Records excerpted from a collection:
■ ■ ■ ■
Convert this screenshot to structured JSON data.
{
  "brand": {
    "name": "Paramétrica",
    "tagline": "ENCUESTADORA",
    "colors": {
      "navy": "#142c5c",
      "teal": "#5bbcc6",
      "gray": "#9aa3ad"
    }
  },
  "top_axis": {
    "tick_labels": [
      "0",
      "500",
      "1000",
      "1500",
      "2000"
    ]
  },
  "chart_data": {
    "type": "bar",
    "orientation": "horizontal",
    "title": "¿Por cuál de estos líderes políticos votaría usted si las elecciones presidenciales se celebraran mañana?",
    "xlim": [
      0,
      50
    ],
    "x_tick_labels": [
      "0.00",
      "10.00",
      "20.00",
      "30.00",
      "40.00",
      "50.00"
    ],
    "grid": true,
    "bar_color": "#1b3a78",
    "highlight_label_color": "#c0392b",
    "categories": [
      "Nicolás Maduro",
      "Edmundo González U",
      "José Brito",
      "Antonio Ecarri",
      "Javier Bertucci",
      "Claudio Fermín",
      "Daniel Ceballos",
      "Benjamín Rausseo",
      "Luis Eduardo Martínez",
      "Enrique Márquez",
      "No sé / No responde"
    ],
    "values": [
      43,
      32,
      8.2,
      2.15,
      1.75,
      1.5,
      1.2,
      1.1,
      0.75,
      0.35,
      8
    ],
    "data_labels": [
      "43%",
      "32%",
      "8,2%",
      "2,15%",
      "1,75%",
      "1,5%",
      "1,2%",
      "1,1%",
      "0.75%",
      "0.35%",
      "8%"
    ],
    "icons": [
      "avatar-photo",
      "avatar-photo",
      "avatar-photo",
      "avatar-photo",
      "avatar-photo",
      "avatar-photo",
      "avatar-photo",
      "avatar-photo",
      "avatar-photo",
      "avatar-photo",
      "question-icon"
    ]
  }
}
■ ■ ■ ■
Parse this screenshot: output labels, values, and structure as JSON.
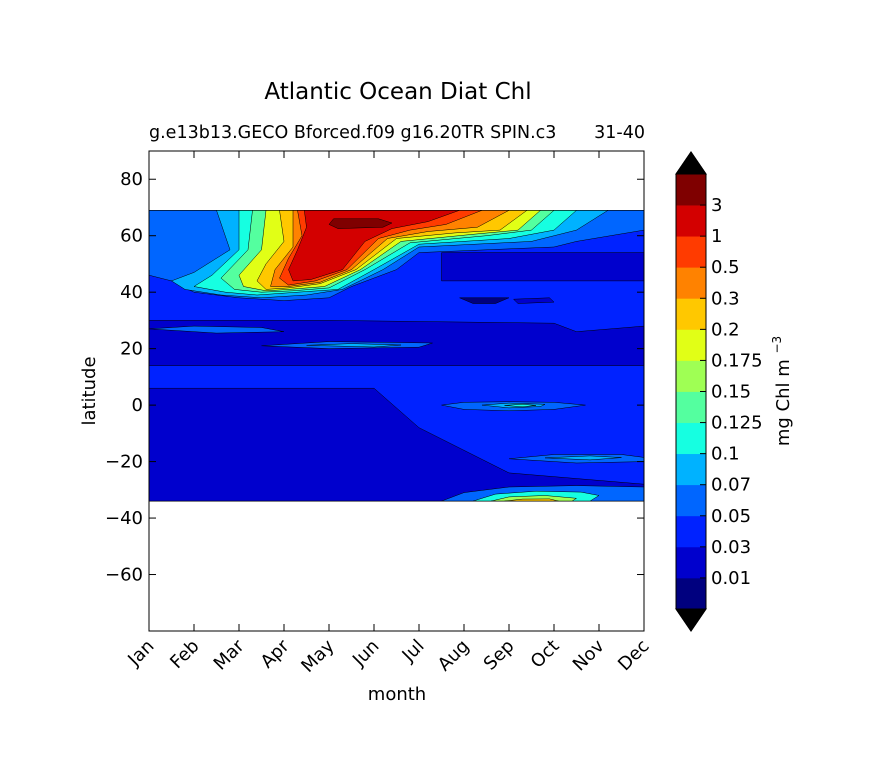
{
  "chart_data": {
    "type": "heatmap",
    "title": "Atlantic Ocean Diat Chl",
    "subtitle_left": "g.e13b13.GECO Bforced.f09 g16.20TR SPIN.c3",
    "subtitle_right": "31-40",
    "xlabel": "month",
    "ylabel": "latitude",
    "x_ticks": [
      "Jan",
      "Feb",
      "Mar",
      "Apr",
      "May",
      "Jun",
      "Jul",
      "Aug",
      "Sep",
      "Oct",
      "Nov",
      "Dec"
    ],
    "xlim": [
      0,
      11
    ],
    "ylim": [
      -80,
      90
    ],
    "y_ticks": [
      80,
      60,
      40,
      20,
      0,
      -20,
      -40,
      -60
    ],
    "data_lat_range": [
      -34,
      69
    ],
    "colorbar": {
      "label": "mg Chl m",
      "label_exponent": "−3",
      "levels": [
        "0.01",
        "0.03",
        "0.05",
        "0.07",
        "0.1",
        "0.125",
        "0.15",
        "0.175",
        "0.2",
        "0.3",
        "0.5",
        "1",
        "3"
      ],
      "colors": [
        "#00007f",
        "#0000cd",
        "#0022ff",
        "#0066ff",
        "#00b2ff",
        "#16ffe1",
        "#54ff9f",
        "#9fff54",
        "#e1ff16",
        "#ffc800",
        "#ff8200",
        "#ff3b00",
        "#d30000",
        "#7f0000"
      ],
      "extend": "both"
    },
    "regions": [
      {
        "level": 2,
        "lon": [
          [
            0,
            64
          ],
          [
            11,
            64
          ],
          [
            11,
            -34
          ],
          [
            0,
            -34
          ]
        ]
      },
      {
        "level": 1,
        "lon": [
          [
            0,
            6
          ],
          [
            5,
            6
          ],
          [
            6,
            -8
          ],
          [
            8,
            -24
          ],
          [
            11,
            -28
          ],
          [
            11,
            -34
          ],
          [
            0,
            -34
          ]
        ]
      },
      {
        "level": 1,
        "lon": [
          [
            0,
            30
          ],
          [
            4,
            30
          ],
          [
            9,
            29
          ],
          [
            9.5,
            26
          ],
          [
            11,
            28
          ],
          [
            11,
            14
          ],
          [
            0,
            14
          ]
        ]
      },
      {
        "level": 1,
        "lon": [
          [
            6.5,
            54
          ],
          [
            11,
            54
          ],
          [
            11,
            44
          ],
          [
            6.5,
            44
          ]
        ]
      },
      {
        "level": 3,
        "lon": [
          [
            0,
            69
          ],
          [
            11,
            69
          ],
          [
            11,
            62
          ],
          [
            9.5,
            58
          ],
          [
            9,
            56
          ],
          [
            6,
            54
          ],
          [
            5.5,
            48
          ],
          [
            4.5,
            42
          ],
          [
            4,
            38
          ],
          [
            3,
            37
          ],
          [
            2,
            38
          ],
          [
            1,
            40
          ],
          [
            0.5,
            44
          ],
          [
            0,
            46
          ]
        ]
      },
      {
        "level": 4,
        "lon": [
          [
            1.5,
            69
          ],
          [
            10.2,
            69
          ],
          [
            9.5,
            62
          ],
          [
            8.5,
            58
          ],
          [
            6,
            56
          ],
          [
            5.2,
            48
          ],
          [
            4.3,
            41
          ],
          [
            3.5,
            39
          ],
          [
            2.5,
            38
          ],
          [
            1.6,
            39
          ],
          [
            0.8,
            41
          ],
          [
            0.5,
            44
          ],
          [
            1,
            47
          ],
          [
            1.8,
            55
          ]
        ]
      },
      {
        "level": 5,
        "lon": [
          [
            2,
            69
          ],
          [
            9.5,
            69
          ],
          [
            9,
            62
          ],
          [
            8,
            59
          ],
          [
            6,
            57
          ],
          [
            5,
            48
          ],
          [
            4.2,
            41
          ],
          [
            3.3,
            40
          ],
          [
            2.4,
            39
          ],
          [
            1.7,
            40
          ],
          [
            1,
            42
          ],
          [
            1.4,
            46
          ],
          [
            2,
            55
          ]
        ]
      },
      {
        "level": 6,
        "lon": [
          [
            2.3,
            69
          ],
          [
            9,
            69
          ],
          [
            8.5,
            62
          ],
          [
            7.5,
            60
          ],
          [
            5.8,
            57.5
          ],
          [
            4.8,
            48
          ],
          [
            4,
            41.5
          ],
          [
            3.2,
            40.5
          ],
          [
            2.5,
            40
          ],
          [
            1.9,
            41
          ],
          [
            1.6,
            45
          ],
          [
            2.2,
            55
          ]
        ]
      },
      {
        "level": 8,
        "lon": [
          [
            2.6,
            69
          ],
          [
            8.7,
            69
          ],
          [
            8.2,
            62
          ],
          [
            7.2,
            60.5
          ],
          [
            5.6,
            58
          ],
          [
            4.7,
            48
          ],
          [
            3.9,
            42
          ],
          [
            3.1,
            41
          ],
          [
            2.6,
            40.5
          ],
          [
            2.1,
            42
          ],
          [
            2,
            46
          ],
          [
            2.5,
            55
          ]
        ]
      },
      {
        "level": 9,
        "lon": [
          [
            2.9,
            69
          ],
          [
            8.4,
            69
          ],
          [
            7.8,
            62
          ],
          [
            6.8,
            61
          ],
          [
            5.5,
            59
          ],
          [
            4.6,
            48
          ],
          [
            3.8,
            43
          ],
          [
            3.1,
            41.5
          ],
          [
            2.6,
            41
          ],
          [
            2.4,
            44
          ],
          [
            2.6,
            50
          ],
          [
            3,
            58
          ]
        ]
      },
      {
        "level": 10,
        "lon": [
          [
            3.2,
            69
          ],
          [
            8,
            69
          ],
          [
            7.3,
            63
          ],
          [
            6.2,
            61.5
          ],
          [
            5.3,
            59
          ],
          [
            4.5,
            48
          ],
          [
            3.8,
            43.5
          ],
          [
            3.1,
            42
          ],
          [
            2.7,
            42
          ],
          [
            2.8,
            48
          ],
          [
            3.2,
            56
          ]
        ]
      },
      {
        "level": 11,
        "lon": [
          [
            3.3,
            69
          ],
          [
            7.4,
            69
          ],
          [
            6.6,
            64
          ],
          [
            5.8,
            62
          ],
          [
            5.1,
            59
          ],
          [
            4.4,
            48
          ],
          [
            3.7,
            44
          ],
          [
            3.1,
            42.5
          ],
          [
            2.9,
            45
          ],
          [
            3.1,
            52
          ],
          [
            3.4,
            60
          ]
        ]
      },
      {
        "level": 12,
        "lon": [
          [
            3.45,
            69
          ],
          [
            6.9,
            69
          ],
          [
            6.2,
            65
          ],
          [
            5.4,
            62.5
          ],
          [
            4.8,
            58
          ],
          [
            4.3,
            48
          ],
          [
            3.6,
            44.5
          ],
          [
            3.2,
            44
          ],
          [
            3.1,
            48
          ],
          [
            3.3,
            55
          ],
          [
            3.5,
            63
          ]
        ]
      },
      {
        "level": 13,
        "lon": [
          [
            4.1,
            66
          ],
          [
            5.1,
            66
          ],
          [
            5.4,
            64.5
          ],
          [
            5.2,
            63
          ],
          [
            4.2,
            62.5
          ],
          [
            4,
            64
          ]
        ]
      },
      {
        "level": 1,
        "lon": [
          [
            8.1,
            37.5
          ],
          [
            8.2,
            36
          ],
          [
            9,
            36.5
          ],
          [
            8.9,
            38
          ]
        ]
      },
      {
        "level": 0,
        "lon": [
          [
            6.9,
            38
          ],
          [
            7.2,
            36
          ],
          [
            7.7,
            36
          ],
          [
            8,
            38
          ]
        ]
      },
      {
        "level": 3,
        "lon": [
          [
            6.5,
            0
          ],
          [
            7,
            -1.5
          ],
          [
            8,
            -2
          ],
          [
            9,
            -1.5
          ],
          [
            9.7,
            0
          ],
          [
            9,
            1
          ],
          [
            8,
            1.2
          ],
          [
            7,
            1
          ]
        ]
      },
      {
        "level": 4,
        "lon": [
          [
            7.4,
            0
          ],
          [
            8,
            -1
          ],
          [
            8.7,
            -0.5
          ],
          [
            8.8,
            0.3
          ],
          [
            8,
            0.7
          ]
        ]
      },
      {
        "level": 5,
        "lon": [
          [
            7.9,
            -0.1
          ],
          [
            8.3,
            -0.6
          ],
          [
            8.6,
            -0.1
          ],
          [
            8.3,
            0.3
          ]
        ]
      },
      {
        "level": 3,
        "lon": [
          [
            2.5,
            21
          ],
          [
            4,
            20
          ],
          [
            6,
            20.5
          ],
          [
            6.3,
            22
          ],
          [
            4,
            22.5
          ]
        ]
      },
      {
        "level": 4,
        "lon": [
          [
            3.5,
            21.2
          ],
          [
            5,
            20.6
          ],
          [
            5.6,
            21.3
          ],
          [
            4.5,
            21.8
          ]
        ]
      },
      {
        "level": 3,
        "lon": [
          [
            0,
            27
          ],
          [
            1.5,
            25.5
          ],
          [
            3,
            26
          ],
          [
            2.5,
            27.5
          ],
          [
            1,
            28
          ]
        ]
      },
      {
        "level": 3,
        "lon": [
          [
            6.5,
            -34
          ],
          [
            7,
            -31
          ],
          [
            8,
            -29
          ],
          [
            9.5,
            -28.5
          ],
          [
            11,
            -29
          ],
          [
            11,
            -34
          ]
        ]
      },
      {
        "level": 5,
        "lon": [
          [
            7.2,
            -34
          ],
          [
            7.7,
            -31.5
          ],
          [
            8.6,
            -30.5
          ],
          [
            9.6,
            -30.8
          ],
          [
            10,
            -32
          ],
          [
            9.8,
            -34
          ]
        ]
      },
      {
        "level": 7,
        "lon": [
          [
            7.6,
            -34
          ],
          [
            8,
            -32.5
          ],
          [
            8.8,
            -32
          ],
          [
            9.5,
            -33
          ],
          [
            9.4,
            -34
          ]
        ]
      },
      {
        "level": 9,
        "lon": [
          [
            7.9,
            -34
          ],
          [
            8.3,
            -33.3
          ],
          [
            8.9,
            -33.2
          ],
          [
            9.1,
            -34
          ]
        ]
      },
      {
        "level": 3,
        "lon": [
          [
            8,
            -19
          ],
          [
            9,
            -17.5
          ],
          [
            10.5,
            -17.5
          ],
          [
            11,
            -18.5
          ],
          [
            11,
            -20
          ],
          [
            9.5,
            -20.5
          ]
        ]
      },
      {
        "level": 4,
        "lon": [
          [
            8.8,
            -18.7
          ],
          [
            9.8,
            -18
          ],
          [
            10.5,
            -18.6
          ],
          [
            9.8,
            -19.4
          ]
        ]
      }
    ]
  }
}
■ ■ ■ ■
WRITTEN EXERCISE → Only the number should be given: how many lines of the data contain the word "screenshot"?

TASK OUTPUT → 2